:: Objective ::
Using the rocket component text, answer briefly:
(a) What structure can be added to nozzle 138 when it is used in the second component configuration 151?
(b) Which figures are cited for the embodiment that uses the same nozzle with both configurations?
(c) What do engines with interchangeable components in interchangeable configurations produce under generally identical fuel, flow, nozzle and ambient conditions?

:: Text block ::
_____
In still another embodiment, certain components shown in the first component configuration 131 may require or benefit from additional elements or structures when used in the second component configuration 151. For example, in at least one embodiment described further below with reference to FIGS. 5 and 6, the same nozzle 138 can be used with both the first component configuration 131 and the second component configuration 151 by adding structure (e.g., a nozzle skirt) to the nozzle 138 when it is used in the second component configuration 151. Accordingly, as used herein, interchangeable configurations can include a common component, or a core of common components that are useable with multiple types of rocket stages, e.g., first and second stages. Such components or component assemblies are functionally interchangeable. For example, in a particular embodiment, engines with interchangeable components arranged in interchangeable component configurations produce generally identical thrust levels when supplied with generally identical fuels and oxidizers at generally identical fuel flow conditions, and when directing exhaust products through generally identical nozzles under generally identical ambient conditions.
_____
:: Information supplied ::
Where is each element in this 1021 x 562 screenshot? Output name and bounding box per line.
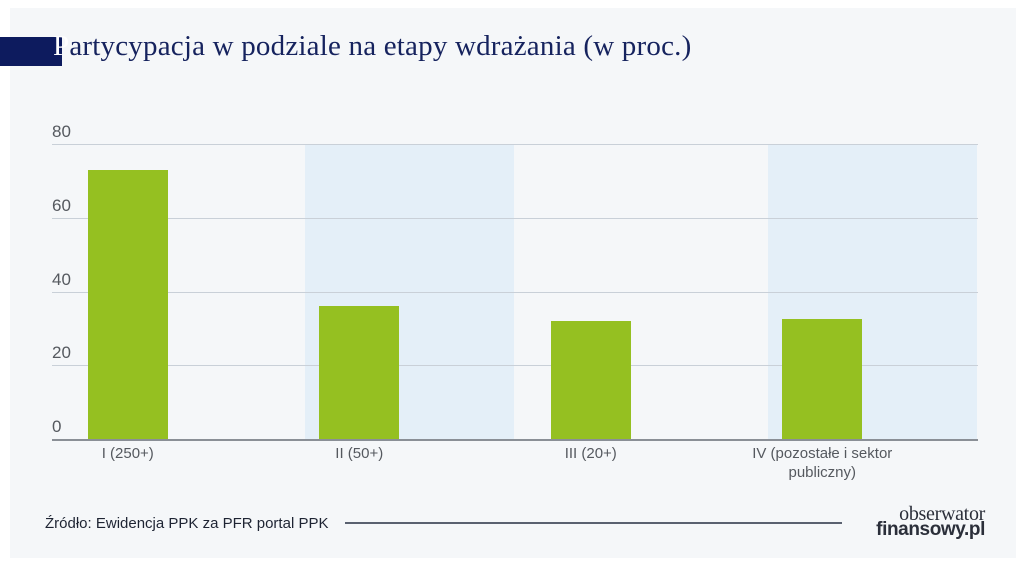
bar bbox=[782, 319, 863, 439]
chart-title: Partycypacja w podziale na etapy wdrażan… bbox=[53, 30, 691, 63]
x-category-label: I (250+) bbox=[18, 444, 238, 463]
gridline bbox=[52, 217, 978, 219]
x-label-line: IV (pozostałe i sektor bbox=[752, 445, 893, 462]
x-label-line: III (20+) bbox=[564, 445, 617, 462]
x-axis bbox=[52, 439, 978, 441]
bar bbox=[550, 321, 631, 439]
logo-line-2: finansowy.pl bbox=[876, 519, 985, 540]
y-tick-label: 0 bbox=[52, 417, 62, 436]
gridline bbox=[52, 144, 978, 145]
gridline bbox=[52, 365, 978, 367]
brand-logo: obserwator finansowy.pl bbox=[860, 503, 985, 540]
source-note: Źródło: Ewidencja PPK za PFR portal PPK bbox=[45, 515, 329, 532]
x-category-label: II (50+) bbox=[249, 444, 469, 463]
bar bbox=[319, 306, 400, 439]
title-text: artycypacja w podziale na etapy wdrażani… bbox=[69, 30, 692, 62]
x-label-line: publiczny) bbox=[788, 464, 857, 481]
title-first-letter: P bbox=[53, 30, 70, 62]
bar bbox=[87, 169, 168, 439]
x-label-line: I (250+) bbox=[101, 445, 154, 462]
y-tick-label: 80 bbox=[52, 122, 71, 141]
x-label-line: II (50+) bbox=[335, 445, 384, 462]
logo-line-1: obserwator bbox=[899, 503, 985, 525]
title-accent-block bbox=[0, 37, 62, 66]
gridline bbox=[52, 291, 978, 293]
x-category-label: IV (pozostałe i sektor publiczny) bbox=[712, 444, 932, 482]
y-tick-label: 40 bbox=[52, 269, 71, 289]
y-tick-label: 60 bbox=[52, 195, 71, 215]
x-category-label: III (20+) bbox=[481, 444, 701, 463]
footer-divider bbox=[345, 522, 842, 524]
y-tick-label: 20 bbox=[52, 343, 71, 363]
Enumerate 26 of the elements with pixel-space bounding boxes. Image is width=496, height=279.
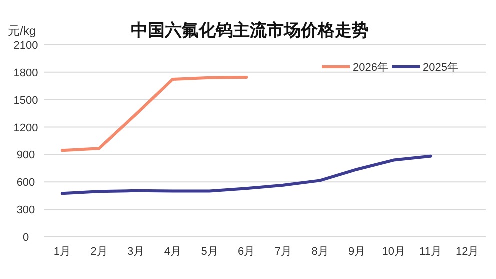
x-tick-label: 11月	[420, 246, 442, 258]
y-tick-label: 1200	[14, 122, 38, 134]
chart-title: 中国六氟化钨主流市场价格走势	[131, 21, 369, 40]
x-tick-label: 5月	[201, 246, 218, 258]
line-series	[60, 76, 248, 152]
y-tick-label: 300	[16, 204, 36, 217]
x-tick-label: 10月	[382, 246, 406, 258]
y-tick-label: 900	[16, 150, 36, 162]
x-tick-label: 4月	[164, 246, 182, 258]
legend-label: 2026年	[353, 62, 388, 74]
y-tick-label: 600	[16, 177, 36, 190]
y-axis-title: 元/kg	[8, 24, 36, 38]
y-tick-label: 1500	[14, 94, 38, 107]
y-tick-label: 2100	[14, 40, 38, 52]
x-tick-label: 3月	[128, 246, 145, 258]
legend-label: 2025年	[423, 62, 458, 74]
y-tick-label: 0	[22, 232, 30, 244]
x-tick-label: 12月	[456, 246, 480, 258]
x-tick-label: 9月	[348, 246, 366, 258]
x-tick-label: 7月	[274, 246, 292, 258]
x-tick-label: 6月	[238, 246, 256, 258]
line-series	[60, 154, 432, 196]
y-tick-label: 1800	[14, 67, 38, 80]
x-tick-label: 1月	[54, 246, 71, 258]
x-tick-label: 8月	[312, 246, 329, 258]
x-tick-label: 2月	[90, 246, 108, 258]
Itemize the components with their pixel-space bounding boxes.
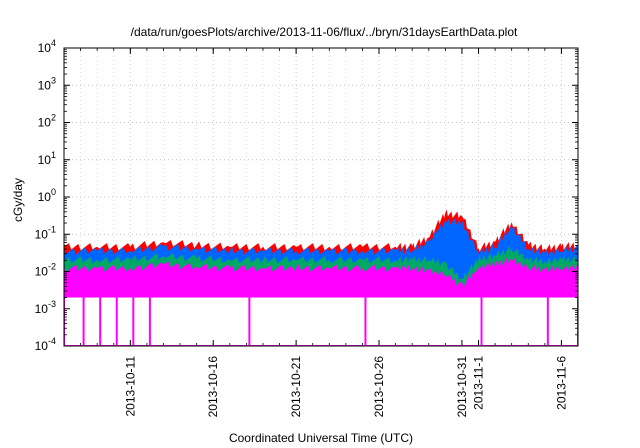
floor-mask [65,297,577,345]
y-tick-label: 102 [38,113,56,130]
y-tick-label: 104 [38,38,56,55]
x-tick-label: 2013-10-31 [455,356,469,418]
x-tick-label: 2013-10-21 [289,356,303,418]
magenta-dips [82,297,549,346]
x-tick-label: 2013-10-26 [372,356,386,418]
x-axis-ticks: 2013-10-11 2013-10-16 2013-10-21 2013-10-26… [63,48,579,418]
y-axis-label: cGy/day [11,178,25,222]
x-tick-label: 2013-10-11 [123,356,137,417]
y-tick-label: 103 [38,75,56,92]
chart-title: /data/run/goesPlots/archive/2013-11-06/f… [131,25,518,39]
x-axis-label: Coordinated Universal Time (UTC) [229,431,413,445]
y-tick-label: 10-4 [35,336,56,353]
x-tick-label: 2013-11-1 [472,356,486,410]
y-axis-ticks: 10-4 10-3 10-2 10-1 100 101 102 103 104 [35,38,578,353]
y-tick-label: 10-2 [35,262,56,279]
y-tick-label: 100 [38,187,56,204]
y-tick-label: 10-1 [35,224,56,241]
y-tick-label: 10-3 [35,299,56,316]
data-bands [63,209,579,347]
x-tick-label: 2013-10-16 [206,356,220,418]
y-tick-label: 101 [38,150,56,167]
x-tick-label: 2013-11-6 [554,356,568,410]
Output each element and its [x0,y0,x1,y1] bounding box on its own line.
_____
:: Exercise output ::
(a) A nozzle skirt, for example.
(b) FIGS. 5 and 6.
(c) Generally identical thrust levels.